- **WHAT YOU SHOULD DO**: Everything in the listing should be restated word for word.

[Stored dataset items]
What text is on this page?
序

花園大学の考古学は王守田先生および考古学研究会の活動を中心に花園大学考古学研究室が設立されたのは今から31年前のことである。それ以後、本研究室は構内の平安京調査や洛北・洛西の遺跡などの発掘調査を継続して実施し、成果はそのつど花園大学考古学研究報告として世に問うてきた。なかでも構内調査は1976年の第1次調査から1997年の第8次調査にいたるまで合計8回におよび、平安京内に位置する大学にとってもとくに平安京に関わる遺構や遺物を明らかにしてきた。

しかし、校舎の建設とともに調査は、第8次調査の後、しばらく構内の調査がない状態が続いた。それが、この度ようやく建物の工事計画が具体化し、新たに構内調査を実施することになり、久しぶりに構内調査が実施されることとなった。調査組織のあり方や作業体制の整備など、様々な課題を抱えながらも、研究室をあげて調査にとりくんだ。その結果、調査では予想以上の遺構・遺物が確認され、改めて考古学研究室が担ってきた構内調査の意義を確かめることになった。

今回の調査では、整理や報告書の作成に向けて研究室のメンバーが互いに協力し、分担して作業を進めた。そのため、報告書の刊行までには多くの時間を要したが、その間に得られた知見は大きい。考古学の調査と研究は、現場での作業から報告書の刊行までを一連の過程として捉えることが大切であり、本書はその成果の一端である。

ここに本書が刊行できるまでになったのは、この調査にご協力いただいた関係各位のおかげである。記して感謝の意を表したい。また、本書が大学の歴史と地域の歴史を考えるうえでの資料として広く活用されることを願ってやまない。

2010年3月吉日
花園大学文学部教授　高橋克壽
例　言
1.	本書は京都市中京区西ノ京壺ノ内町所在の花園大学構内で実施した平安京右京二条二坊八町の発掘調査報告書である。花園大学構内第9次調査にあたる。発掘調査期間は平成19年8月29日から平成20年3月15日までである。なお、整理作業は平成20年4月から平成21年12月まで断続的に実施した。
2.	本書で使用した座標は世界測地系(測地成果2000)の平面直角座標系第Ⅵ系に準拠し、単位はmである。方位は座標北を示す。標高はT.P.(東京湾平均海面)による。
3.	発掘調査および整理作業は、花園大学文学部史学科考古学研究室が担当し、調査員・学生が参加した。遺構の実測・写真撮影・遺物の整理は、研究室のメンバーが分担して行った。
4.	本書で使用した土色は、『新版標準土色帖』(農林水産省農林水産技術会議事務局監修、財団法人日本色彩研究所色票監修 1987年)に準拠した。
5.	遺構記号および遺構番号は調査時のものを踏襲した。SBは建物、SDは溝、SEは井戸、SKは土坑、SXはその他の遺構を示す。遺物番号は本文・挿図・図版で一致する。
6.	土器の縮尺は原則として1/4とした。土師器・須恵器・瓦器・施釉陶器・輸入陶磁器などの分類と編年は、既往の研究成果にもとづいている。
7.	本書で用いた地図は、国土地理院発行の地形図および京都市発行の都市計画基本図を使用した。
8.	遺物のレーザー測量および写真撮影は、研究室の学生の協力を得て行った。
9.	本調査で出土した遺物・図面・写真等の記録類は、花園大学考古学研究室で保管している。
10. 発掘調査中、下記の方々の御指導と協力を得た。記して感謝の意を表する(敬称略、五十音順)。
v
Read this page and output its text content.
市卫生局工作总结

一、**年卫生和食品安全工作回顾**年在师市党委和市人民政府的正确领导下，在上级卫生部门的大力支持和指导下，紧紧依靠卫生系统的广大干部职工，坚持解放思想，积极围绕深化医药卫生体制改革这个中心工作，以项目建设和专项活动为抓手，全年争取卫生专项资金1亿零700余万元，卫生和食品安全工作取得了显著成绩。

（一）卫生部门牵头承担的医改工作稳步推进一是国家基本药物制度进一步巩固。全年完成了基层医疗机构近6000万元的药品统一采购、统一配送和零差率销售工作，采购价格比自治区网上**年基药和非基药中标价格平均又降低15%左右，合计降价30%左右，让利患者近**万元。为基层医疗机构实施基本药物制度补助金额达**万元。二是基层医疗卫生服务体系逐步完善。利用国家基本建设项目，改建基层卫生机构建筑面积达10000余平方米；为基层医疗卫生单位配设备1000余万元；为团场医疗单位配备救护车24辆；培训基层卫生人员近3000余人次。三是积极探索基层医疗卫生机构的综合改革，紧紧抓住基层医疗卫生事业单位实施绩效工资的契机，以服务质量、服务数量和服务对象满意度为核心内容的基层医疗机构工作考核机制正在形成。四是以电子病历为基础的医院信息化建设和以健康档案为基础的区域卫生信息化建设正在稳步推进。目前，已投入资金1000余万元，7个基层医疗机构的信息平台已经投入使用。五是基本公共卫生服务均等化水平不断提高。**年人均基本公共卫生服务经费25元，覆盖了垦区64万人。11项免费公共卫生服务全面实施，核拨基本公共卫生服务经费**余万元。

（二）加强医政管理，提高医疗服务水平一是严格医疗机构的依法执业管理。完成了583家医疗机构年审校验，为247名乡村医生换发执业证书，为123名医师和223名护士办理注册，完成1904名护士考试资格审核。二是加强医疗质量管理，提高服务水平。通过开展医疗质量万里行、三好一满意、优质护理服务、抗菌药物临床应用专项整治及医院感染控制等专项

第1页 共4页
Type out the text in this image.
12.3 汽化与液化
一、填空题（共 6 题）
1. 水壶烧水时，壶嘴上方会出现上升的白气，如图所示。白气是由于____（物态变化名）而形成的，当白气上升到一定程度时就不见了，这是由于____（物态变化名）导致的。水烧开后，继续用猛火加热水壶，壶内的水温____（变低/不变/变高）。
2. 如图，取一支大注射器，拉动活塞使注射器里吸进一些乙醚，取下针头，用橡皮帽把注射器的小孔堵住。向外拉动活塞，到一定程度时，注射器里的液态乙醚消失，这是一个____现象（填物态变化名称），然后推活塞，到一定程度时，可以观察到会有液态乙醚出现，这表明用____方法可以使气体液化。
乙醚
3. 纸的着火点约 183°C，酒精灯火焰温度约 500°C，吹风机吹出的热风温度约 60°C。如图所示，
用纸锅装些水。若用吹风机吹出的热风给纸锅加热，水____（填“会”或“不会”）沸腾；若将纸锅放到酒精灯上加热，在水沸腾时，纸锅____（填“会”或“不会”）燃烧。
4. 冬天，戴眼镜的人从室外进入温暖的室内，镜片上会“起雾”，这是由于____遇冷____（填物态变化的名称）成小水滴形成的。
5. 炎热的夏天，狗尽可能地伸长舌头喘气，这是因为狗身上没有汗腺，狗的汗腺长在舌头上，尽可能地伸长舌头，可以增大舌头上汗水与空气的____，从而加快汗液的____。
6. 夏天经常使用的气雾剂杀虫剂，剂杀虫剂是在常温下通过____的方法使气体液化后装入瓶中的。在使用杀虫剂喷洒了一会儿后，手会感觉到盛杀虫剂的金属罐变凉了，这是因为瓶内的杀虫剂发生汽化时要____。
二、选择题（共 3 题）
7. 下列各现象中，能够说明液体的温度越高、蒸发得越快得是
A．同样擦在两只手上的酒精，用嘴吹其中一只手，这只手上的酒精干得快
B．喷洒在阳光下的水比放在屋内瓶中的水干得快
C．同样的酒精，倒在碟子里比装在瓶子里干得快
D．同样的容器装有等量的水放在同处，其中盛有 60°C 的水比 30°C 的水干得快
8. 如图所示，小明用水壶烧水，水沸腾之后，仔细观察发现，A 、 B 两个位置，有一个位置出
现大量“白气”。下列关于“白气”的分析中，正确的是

- **TASK RESULT**:
What text is on this page?
序

花園大学の考古学は王守田先生および考古学研究会の活動を中心に花園大学考古学研究室が設立されたのは今から31年前のことである。それ以後、本研究室は構内の平安京調査や洛北・洛西の遺跡などの発掘調査を継続して実施し、成果はそのつど花園大学考古学研究報告として世に問うてきた。なかでも構内調査は1976年の第1次調査から1997年の第8次調査にいたるまで合計8回におよび、平安京内に位置する大学にとってもとくに平安京に関わる遺構や遺物を明らかにしてきた。

しかし、校舎の建設とともに調査は、第8次調査の後、しばらく構内の調査がない状態が続いた。それが、この度ようやく建物の工事計画が具体化し、新たに構内調査を実施することになり、久しぶりに構内調査が実施されることとなった。調査組織のあり方や作業体制の整備など、様々な課題を抱えながらも、研究室をあげて調査にとりくんだ。その結果、調査では予想以上の遺構・遺物が確認され、改めて考古学研究室が担ってきた構内調査の意義を確かめることになった。

今回の調査では、整理や報告書の作成に向けて研究室のメンバーが互いに協力し、分担して作業を進めた。そのため、報告書の刊行までには多くの時間を要したが、その間に得られた知見は大きい。考古学の調査と研究は、現場での作業から報告書の刊行までを一連の過程として捉えることが大切であり、本書はその成果の一端である。

ここに本書が刊行できるまでになったのは、この調査にご協力いただいた関係各位のおかげである。記して感謝の意を表したい。また、本書が大学の歴史と地域の歴史を考えるうえでの資料として広く活用されることを願ってやまない。

2010年3月吉日
花園大学文学部教授　高橋克壽
例　言
1.	本書は京都市中京区西ノ京壺ノ内町所在の花園大学構内で実施した平安京右京二条二坊八町の発掘調査報告書である。花園大学構内第9次調査にあたる。発掘調査期間は平成19年8月29日から平成20年3月15日までである。なお、整理作業は平成20年4月から平成21年12月まで断続的に実施した。
2.	本書で使用した座標は世界測地系(測地成果2000)の平面直角座標系第Ⅵ系に準拠し、単位はmである。方位は座標北を示す。標高はT.P.(東京湾平均海面)による。
3.	発掘調査および整理作業は、花園大学文学部史学科考古学研究室が担当し、調査員・学生が参加した。遺構の実測・写真撮影・遺物の整理は、研究室のメンバーが分担して行った。
4.	本書で使用した土色は、『新版標準土色帖』(農林水産省農林水産技術会議事務局監修、財団法人日本色彩研究所色票監修 1987年)に準拠した。
5.	遺構記号および遺構番号は調査時のものを踏襲した。SBは建物、SDは溝、SEは井戸、SKは土坑、SXはその他の遺構を示す。遺物番号は本文・挿図・図版で一致する。
6.	土器の縮尺は原則として1/4とした。土師器・須恵器・瓦器・施釉陶器・輸入陶磁器などの分類と編年は、既往の研究成果にもとづいている。
7.	本書で用いた地図は、国土地理院発行の地形図および京都市発行の都市計画基本図を使用した。
8.	遺物のレーザー測量および写真撮影は、研究室の学生の協力を得て行った。
9.	本調査で出土した遺物・図面・写真等の記録類は、花園大学考古学研究室で保管している。
10. 発掘調査中、下記の方々の御指導と協力を得た。記して感謝の意を表する(敬称略、五十音順)。
v
Read this page and output its text content.
市卫生局工作总结

一、**年卫生和食品安全工作回顾**年在师市党委和市人民政府的正确领导下，在上级卫生部门的大力支持和指导下，紧紧依靠卫生系统的广大干部职工，坚持解放思想，积极围绕深化医药卫生体制改革这个中心工作，以项目建设和专项活动为抓手，全年争取卫生专项资金1亿零700余万元，卫生和食品安全工作取得了显著成绩。

（一）卫生部门牵头承担的医改工作稳步推进一是国家基本药物制度进一步巩固。全年完成了基层医疗机构近6000万元的药品统一采购、统一配送和零差率销售工作，采购价格比自治区网上**年基药和非基药中标价格平均又降低15%左右，合计降价30%左右，让利患者近**万元。为基层医疗机构实施基本药物制度补助金额达**万元。二是基层医疗卫生服务体系逐步完善。利用国家基本建设项目，改建基层卫生机构建筑面积达10000余平方米；为基层医疗卫生单位配设备1000余万元；为团场医疗单位配备救护车24辆；培训基层卫生人员近3000余人次。三是积极探索基层医疗卫生机构的综合改革，紧紧抓住基层医疗卫生事业单位实施绩效工资的契机，以服务质量、服务数量和服务对象满意度为核心内容的基层医疗机构工作考核机制正在形成。四是以电子病历为基础的医院信息化建设和以健康档案为基础的区域卫生信息化建设正在稳步推进。目前，已投入资金1000余万元，7个基层医疗机构的信息平台已经投入使用。五是基本公共卫生服务均等化水平不断提高。**年人均基本公共卫生服务经费25元，覆盖了垦区64万人。11项免费公共卫生服务全面实施，核拨基本公共卫生服务经费**余万元。

（二）加强医政管理，提高医疗服务水平一是严格医疗机构的依法执业管理。完成了583家医疗机构年审校验，为247名乡村医生换发执业证书，为123名医师和223名护士办理注册，完成1904名护士考试资格审核。二是加强医疗质量管理，提高服务水平。通过开展医疗质量万里行、三好一满意、优质护理服务、抗菌药物临床应用专项整治及医院感染控制等专项

第1页 共4页
Type out the text in this image.
12.3 汽化与液化
一、填空题（共 6 题）
1. 水壶烧水时，壶嘴上方会出现上升的白气，如图所示。白气是由于____（物态变化名）而形成的，当白气上升到一定程度时就不见了，这是由于____（物态变化名）导致的。水烧开后，继续用猛火加热水壶，壶内的水温____（变低/不变/变高）。
2. 如图，取一支大注射器，拉动活塞使注射器里吸进一些乙醚，取下针头，用橡皮帽把注射器的小孔堵住。向外拉动活塞，到一定程度时，注射器里的液态乙醚消失，这是一个____现象（填物态变化名称），然后推活塞，到一定程度时，可以观察到会有液态乙醚出现，这表明用____方法可以使气体液化。
乙醚
3. 纸的着火点约 183°C，酒精灯火焰温度约 500°C，吹风机吹出的热风温度约 60°C。如图所示，
用纸锅装些水。若用吹风机吹出的热风给纸锅加热，水____（填“会”或“不会”）沸腾；若将纸锅放到酒精灯上加热，在水沸腾时，纸锅____（填“会”或“不会”）燃烧。
4. 冬天，戴眼镜的人从室外进入温暖的室内，镜片上会“起雾”，这是由于____遇冷____（填物态变化的名称）成小水滴形成的。
5. 炎热的夏天，狗尽可能地伸长舌头喘气，这是因为狗身上没有汗腺，狗的汗腺长在舌头上，尽可能地伸长舌头，可以增大舌头上汗水与空气的____，从而加快汗液的____。
6. 夏天经常使用的气雾剂杀虫剂，剂杀虫剂是在常温下通过____的方法使气体液化后装入瓶中的。在使用杀虫剂喷洒了一会儿后，手会感觉到盛杀虫剂的金属罐变凉了，这是因为瓶内的杀虫剂发生汽化时要____。
二、选择题（共 3 题）
7. 下列各现象中，能够说明液体的温度越高、蒸发得越快得是
A．同样擦在两只手上的酒精，用嘴吹其中一只手，这只手上的酒精干得快
B．喷洒在阳光下的水比放在屋内瓶中的水干得快
C．同样的酒精，倒在碟子里比装在瓶子里干得快
D．同样的容器装有等量的水放在同处，其中盛有 60°C 的水比 30°C 的水干得快
8. 如图所示，小明用水壶烧水，水沸腾之后，仔细观察发现，A 、 B 两个位置，有一个位置出
现大量“白气”。下列关于“白气”的分析中，正确的是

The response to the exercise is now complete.